Instructions for the task: Extract all data as written.

Records for this task:
-- Start --

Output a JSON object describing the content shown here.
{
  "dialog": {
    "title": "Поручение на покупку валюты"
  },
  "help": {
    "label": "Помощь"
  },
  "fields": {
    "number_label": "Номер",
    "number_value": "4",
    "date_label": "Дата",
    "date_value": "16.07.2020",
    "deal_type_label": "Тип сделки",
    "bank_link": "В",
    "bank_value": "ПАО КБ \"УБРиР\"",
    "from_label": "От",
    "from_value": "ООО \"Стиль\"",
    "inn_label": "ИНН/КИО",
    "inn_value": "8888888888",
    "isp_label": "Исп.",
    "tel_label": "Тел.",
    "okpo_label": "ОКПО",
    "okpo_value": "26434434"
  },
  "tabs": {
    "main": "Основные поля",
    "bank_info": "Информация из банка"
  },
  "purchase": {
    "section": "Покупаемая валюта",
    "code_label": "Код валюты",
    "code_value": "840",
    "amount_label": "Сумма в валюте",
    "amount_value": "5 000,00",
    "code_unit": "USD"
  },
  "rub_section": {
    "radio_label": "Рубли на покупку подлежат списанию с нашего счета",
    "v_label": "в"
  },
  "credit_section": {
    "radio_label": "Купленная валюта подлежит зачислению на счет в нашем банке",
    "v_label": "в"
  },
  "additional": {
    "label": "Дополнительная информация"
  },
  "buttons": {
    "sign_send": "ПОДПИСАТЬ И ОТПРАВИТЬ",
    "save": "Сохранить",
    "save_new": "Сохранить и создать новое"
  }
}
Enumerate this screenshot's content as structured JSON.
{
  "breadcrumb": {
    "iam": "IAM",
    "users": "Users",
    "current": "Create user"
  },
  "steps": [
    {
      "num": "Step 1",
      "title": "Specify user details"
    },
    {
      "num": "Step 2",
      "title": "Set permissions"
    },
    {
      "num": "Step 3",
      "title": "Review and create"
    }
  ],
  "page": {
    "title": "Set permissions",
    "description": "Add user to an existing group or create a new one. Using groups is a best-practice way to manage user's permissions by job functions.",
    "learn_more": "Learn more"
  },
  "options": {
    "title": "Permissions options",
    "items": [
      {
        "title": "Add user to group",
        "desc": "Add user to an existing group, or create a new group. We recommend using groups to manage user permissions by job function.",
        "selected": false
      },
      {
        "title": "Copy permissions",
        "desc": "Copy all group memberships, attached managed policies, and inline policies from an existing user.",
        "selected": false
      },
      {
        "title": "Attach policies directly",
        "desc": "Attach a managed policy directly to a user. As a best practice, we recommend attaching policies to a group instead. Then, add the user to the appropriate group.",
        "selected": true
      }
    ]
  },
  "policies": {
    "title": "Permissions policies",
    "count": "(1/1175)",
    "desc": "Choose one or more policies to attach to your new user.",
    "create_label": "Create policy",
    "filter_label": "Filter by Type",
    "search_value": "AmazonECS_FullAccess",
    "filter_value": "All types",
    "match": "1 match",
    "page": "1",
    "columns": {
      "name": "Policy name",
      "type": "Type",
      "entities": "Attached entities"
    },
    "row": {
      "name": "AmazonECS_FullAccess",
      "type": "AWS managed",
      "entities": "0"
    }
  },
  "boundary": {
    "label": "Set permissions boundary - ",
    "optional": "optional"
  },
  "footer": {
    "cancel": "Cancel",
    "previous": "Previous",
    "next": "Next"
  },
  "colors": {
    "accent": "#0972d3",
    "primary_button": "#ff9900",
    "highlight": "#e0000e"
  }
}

-- End --

Answer to the task:
Output a JSON object describing the content shown here.
{
  "dialog": {
    "title": "Поручение на покупку валюты"
  },
  "help": {
    "label": "Помощь"
  },
  "fields": {
    "number_label": "Номер",
    "number_value": "4",
    "date_label": "Дата",
    "date_value": "16.07.2020",
    "deal_type_label": "Тип сделки",
    "bank_link": "В",
    "bank_value": "ПАО КБ \"УБРиР\"",
    "from_label": "От",
    "from_value": "ООО \"Стиль\"",
    "inn_label": "ИНН/КИО",
    "inn_value": "8888888888",
    "isp_label": "Исп.",
    "tel_label": "Тел.",
    "okpo_label": "ОКПО",
    "okpo_value": "26434434"
  },
  "tabs": {
    "main": "Основные поля",
    "bank_info": "Информация из банка"
  },
  "purchase": {
    "section": "Покупаемая валюта",
    "code_label": "Код валюты",
    "code_value": "840",
    "amount_label": "Сумма в валюте",
    "amount_value": "5 000,00",
    "code_unit": "USD"
  },
  "rub_section": {
    "radio_label": "Рубли на покупку подлежат списанию с нашего счета",
    "v_label": "в"
  },
  "credit_section": {
    "radio_label": "Купленная валюта подлежит зачислению на счет в нашем банке",
    "v_label": "в"
  },
  "additional": {
    "label": "Дополнительная информация"
  },
  "buttons": {
    "sign_send": "ПОДПИСАТЬ И ОТПРАВИТЬ",
    "save": "Сохранить",
    "save_new": "Сохранить и создать новое"
  }
}
Enumerate this screenshot's content as structured JSON.
{
  "breadcrumb": {
    "iam": "IAM",
    "users": "Users",
    "current": "Create user"
  },
  "steps": [
    {
      "num": "Step 1",
      "title": "Specify user details"
    },
    {
      "num": "Step 2",
      "title": "Set permissions"
    },
    {
      "num": "Step 3",
      "title": "Review and create"
    }
  ],
  "page": {
    "title": "Set permissions",
    "description": "Add user to an existing group or create a new one. Using groups is a best-practice way to manage user's permissions by job functions.",
    "learn_more": "Learn more"
  },
  "options": {
    "title": "Permissions options",
    "items": [
      {
        "title": "Add user to group",
        "desc": "Add user to an existing group, or create a new group. We recommend using groups to manage user permissions by job function.",
        "selected": false
      },
      {
        "title": "Copy permissions",
        "desc": "Copy all group memberships, attached managed policies, and inline policies from an existing user.",
        "selected": false
      },
      {
        "title": "Attach policies directly",
        "desc": "Attach a managed policy directly to a user. As a best practice, we recommend attaching policies to a group instead. Then, add the user to the appropriate group.",
        "selected": true
      }
    ]
  },
  "policies": {
    "title": "Permissions policies",
    "count": "(1/1175)",
    "desc": "Choose one or more policies to attach to your new user.",
    "create_label": "Create policy",
    "filter_label": "Filter by Type",
    "search_value": "AmazonECS_FullAccess",
    "filter_value": "All types",
    "match": "1 match",
    "page": "1",
    "columns": {
      "name": "Policy name",
      "type": "Type",
      "entities": "Attached entities"
    },
    "row": {
      "name": "AmazonECS_FullAccess",
      "type": "AWS managed",
      "entities": "0"
    }
  },
  "boundary": {
    "label": "Set permissions boundary - ",
    "optional": "optional"
  },
  "footer": {
    "cancel": "Cancel",
    "previous": "Previous",
    "next": "Next"
  },
  "colors": {
    "accent": "#0972d3",
    "primary_button": "#ff9900",
    "highlight": "#e0000e"
  }
}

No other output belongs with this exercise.